**What is required**.
Skip the pictures and extract all of the lines exactly as written.

**Records from a data collection**.

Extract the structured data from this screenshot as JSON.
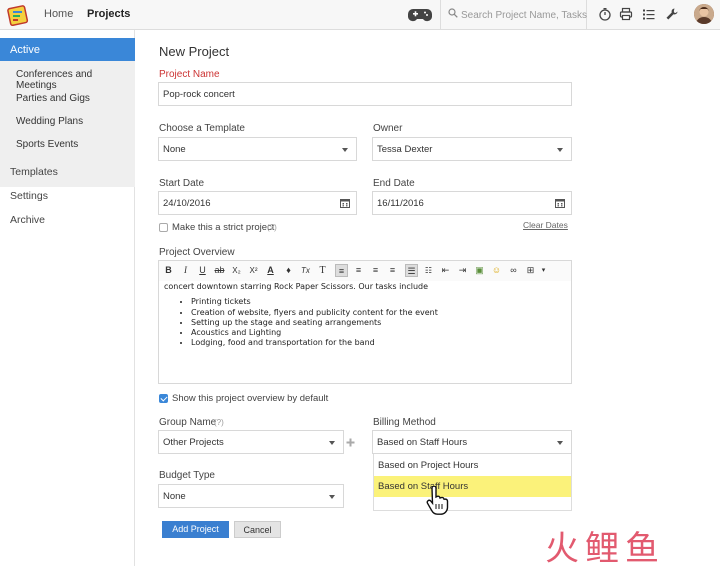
{
  "topbar": {
    "nav": {
      "home": "Home",
      "projects": "Projects"
    },
    "search_placeholder": "Search Project Name, Tasks",
    "icons": [
      "timer-icon",
      "printer-icon",
      "list-icon",
      "wrench-icon"
    ]
  },
  "sidebar": {
    "active": "Active",
    "sub_items": [
      "Conferences and Meetings",
      "Parties and Gigs",
      "Wedding Plans",
      "Sports Events"
    ],
    "items": [
      "Templates",
      "Settings",
      "Archive"
    ]
  },
  "form": {
    "title": "New Project",
    "project_name_label": "Project Name",
    "project_name_value": "Pop-rock concert",
    "template_label": "Choose a Template",
    "template_value": "None",
    "owner_label": "Owner",
    "owner_value": "Tessa Dexter",
    "start_date_label": "Start Date",
    "start_date_value": "24/10/2016",
    "end_date_label": "End Date",
    "end_date_value": "16/11/2016",
    "strict_label": "Make this a strict project",
    "help_mark": "(?)",
    "clear_dates": "Clear Dates",
    "overview_label": "Project Overview",
    "overview_intro": "concert downtown starring Rock Paper Scissors. Our tasks include",
    "overview_items": [
      "Printing tickets",
      "Creation of website, flyers and publicity content for the event",
      "Setting up the stage and seating arrangements",
      "Acoustics and Lighting",
      "Lodging, food and transportation for the band"
    ],
    "show_overview_label": "Show this project overview by default",
    "group_label": "Group Name",
    "group_value": "Other Projects",
    "billing_label": "Billing Method",
    "billing_value": "Based on Staff Hours",
    "billing_options": [
      "Based on Project Hours",
      "Based on Staff Hours"
    ],
    "budget_label": "Budget Type",
    "budget_value": "None",
    "add_button": "Add Project",
    "cancel_button": "Cancel"
  },
  "watermark": "火鲤鱼",
  "colors": {
    "accent": "#3a87d8",
    "required": "#cc3333",
    "highlight": "#fbf27a"
  }
}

**Solution to the exercise**.
Extract the structured data from this screenshot as JSON.
{
  "topbar": {
    "nav": {
      "home": "Home",
      "projects": "Projects"
    },
    "search_placeholder": "Search Project Name, Tasks",
    "icons": [
      "timer-icon",
      "printer-icon",
      "list-icon",
      "wrench-icon"
    ]
  },
  "sidebar": {
    "active": "Active",
    "sub_items": [
      "Conferences and Meetings",
      "Parties and Gigs",
      "Wedding Plans",
      "Sports Events"
    ],
    "items": [
      "Templates",
      "Settings",
      "Archive"
    ]
  },
  "form": {
    "title": "New Project",
    "project_name_label": "Project Name",
    "project_name_value": "Pop-rock concert",
    "template_label": "Choose a Template",
    "template_value": "None",
    "owner_label": "Owner",
    "owner_value": "Tessa Dexter",
    "start_date_label": "Start Date",
    "start_date_value": "24/10/2016",
    "end_date_label": "End Date",
    "end_date_value": "16/11/2016",
    "strict_label": "Make this a strict project",
    "help_mark": "(?)",
    "clear_dates": "Clear Dates",
    "overview_label": "Project Overview",
    "overview_intro": "concert downtown starring Rock Paper Scissors. Our tasks include",
    "overview_items": [
      "Printing tickets",
      "Creation of website, flyers and publicity content for the event",
      "Setting up the stage and seating arrangements",
      "Acoustics and Lighting",
      "Lodging, food and transportation for the band"
    ],
    "show_overview_label": "Show this project overview by default",
    "group_label": "Group Name",
    "group_value": "Other Projects",
    "billing_label": "Billing Method",
    "billing_value": "Based on Staff Hours",
    "billing_options": [
      "Based on Project Hours",
      "Based on Staff Hours"
    ],
    "budget_label": "Budget Type",
    "budget_value": "None",
    "add_button": "Add Project",
    "cancel_button": "Cancel"
  },
  "watermark": "火鲤鱼",
  "colors": {
    "accent": "#3a87d8",
    "required": "#cc3333",
    "highlight": "#fbf27a"
  }
}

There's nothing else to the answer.